Task to carry out: Count lines, not occurrences: give the number of lines holding the word "actual", and nothing besides.

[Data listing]
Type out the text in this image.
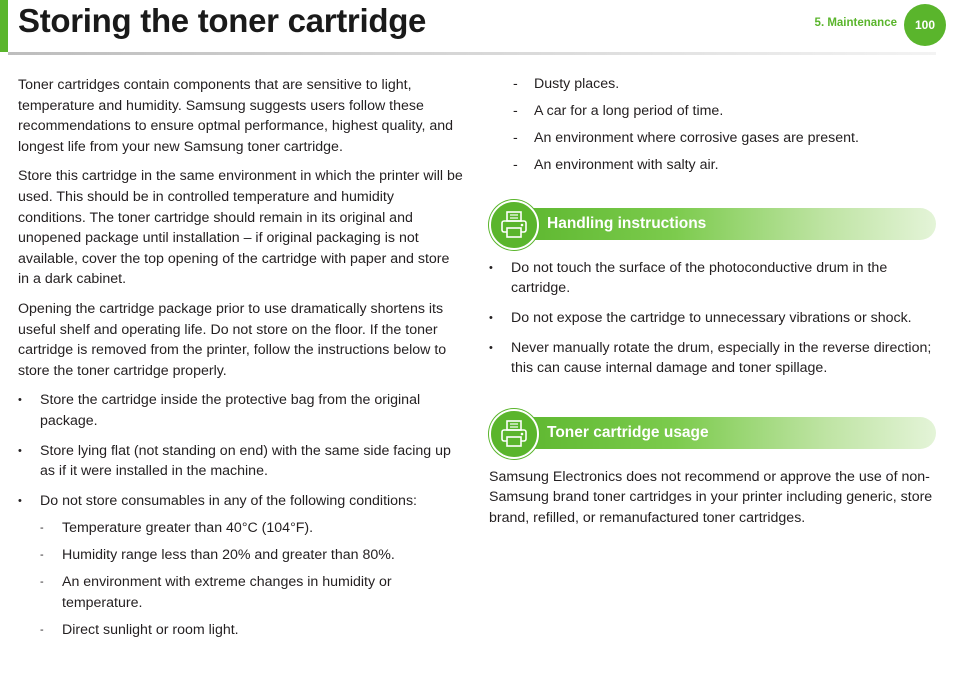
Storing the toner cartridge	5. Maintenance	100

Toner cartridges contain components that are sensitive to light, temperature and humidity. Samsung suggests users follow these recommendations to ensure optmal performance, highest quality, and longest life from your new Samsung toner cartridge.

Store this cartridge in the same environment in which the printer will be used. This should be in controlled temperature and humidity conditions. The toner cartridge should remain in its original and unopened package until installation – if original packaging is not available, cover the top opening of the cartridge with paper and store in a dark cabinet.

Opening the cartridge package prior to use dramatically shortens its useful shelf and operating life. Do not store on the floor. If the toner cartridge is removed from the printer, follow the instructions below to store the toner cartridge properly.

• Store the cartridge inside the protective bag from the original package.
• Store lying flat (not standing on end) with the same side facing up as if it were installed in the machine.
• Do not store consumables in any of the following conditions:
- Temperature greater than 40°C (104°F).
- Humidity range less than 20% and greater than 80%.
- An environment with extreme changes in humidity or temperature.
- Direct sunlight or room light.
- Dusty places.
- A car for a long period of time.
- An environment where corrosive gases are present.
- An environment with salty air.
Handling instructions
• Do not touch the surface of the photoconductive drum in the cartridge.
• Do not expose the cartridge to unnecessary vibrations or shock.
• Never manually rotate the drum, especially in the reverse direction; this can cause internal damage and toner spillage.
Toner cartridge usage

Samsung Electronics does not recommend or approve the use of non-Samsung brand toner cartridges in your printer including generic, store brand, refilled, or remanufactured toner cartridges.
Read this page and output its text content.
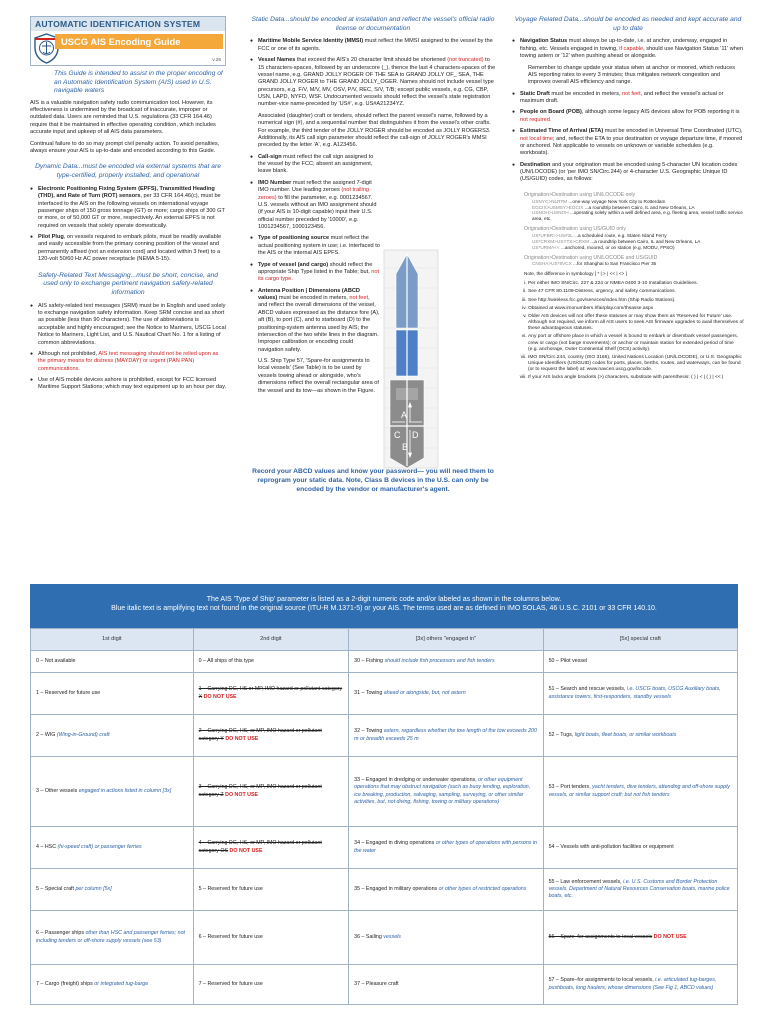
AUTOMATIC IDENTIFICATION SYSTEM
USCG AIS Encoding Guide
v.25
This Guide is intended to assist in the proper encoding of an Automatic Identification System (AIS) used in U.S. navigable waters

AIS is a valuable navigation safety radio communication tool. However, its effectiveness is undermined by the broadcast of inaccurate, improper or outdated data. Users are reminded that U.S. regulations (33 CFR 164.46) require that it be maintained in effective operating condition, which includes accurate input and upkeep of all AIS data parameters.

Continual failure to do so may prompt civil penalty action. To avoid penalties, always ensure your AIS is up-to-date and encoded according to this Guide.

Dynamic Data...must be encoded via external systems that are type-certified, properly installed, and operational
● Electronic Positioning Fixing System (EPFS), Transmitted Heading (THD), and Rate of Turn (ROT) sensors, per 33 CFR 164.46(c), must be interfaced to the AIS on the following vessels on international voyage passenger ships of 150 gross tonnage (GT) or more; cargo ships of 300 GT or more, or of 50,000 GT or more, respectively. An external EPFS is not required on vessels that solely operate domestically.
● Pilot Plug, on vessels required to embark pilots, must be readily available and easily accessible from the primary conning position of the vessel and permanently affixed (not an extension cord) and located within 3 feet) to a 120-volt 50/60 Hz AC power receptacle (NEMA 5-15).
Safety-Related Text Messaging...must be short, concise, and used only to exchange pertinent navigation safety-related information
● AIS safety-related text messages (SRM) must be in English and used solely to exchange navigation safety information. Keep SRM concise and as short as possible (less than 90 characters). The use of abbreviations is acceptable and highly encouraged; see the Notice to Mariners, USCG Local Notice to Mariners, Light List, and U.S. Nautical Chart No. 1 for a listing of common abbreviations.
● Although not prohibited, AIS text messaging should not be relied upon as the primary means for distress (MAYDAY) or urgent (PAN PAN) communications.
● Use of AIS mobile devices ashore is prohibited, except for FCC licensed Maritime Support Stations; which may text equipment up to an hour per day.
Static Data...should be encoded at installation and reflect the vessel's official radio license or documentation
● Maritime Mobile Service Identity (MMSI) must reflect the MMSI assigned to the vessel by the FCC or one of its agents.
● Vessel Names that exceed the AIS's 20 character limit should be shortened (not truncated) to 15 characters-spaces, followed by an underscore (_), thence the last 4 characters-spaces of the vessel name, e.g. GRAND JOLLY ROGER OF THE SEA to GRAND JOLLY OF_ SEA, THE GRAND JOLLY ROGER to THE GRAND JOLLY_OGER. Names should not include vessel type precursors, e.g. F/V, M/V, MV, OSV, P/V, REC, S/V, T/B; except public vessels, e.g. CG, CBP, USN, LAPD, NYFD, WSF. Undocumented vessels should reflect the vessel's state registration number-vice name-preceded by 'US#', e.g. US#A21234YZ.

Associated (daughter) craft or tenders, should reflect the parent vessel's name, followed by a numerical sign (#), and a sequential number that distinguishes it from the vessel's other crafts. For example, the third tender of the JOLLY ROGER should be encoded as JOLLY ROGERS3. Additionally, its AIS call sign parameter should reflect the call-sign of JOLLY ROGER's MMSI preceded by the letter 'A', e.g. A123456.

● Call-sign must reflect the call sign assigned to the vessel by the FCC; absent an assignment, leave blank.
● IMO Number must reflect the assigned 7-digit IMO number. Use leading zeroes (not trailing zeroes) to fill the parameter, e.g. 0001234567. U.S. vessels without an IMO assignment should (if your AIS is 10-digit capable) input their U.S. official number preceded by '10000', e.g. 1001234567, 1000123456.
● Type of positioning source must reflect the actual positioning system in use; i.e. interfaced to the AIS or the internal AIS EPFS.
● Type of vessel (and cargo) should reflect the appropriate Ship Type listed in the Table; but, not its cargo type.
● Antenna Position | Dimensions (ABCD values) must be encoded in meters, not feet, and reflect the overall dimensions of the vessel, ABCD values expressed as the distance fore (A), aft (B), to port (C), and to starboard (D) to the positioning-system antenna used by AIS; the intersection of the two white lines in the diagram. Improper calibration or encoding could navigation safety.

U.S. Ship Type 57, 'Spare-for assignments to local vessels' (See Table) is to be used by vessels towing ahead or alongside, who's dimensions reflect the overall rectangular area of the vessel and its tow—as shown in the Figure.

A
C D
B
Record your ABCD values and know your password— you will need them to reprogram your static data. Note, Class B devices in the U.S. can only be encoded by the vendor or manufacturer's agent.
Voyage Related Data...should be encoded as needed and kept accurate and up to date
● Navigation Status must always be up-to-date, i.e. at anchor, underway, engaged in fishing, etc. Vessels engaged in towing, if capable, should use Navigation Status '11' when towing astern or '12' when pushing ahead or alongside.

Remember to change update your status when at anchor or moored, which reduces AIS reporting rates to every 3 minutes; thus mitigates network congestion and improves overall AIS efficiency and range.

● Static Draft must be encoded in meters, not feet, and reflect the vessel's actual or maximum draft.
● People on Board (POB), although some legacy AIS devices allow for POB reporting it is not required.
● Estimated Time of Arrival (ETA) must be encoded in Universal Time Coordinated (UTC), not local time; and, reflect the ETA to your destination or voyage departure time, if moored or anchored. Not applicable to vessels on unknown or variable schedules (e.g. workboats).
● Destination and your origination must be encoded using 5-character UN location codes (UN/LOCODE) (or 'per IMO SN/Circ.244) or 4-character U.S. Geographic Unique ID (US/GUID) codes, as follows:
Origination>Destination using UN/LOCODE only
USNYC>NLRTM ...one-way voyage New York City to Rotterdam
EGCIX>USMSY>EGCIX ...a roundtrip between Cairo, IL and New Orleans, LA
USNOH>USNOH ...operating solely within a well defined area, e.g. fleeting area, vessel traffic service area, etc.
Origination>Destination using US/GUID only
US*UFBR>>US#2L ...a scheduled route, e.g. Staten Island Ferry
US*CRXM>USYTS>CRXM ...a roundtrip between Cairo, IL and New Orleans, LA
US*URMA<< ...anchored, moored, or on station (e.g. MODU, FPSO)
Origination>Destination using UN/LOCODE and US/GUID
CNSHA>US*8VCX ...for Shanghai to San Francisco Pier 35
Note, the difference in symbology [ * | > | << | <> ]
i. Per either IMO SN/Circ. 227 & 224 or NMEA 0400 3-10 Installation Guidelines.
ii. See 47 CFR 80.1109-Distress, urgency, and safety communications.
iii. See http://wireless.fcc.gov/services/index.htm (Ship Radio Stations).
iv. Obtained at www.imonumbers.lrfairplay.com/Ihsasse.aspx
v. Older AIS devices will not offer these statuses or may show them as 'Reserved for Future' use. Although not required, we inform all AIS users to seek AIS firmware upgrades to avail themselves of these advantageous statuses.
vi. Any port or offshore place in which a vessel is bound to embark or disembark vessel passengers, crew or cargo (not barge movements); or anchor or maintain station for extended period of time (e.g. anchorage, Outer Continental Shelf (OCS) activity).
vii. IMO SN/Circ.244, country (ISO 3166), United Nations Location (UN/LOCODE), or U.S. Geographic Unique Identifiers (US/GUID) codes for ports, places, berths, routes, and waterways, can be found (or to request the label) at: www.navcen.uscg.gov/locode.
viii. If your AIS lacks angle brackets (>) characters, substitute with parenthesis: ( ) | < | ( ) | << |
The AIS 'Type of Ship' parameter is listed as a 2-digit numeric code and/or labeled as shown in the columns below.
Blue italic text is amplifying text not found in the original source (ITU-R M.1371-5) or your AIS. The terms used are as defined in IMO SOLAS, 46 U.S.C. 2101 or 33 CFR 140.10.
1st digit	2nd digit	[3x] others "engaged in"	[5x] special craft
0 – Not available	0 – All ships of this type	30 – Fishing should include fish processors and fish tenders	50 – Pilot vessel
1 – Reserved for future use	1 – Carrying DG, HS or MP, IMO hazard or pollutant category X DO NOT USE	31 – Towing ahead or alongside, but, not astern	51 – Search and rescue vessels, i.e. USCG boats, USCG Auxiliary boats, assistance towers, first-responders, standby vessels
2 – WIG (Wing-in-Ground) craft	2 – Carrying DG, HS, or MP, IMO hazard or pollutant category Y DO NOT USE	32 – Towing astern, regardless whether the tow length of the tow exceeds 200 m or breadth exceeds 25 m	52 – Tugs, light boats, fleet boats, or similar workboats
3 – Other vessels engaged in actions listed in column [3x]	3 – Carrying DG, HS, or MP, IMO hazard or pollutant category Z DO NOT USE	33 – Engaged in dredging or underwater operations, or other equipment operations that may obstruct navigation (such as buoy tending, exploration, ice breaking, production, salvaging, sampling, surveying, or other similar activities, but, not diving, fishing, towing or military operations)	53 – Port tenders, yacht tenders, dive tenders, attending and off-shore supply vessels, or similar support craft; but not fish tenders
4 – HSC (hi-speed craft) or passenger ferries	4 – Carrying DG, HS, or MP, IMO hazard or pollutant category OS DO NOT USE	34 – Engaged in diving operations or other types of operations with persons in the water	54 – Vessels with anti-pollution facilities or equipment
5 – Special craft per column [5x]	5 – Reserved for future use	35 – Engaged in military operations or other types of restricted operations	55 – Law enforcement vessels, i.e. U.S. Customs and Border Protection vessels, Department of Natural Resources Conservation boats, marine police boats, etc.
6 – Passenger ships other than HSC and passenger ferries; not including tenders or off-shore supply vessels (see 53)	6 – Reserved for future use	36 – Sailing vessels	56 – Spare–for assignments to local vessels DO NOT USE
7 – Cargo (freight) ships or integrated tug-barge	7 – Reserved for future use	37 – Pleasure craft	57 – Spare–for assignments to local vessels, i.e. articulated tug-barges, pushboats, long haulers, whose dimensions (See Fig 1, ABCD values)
--
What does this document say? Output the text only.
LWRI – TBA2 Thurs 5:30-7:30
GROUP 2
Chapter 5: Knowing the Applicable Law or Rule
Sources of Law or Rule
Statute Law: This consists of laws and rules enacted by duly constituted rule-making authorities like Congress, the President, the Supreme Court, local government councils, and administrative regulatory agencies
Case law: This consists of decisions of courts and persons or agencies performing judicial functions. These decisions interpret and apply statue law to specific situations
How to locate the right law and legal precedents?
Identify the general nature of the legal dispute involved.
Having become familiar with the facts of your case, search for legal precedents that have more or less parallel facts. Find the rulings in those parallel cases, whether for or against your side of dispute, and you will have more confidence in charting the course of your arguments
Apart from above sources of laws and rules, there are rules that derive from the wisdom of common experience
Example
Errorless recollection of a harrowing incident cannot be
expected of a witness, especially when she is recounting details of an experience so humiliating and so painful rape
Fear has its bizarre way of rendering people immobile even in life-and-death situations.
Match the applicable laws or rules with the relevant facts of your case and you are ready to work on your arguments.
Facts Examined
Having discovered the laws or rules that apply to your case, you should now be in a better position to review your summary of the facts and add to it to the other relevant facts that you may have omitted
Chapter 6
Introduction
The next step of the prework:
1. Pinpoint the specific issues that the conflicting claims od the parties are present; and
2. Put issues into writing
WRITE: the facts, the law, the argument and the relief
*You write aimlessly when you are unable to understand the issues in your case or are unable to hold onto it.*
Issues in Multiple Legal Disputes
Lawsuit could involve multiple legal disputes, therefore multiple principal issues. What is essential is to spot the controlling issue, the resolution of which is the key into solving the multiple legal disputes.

Reply: 2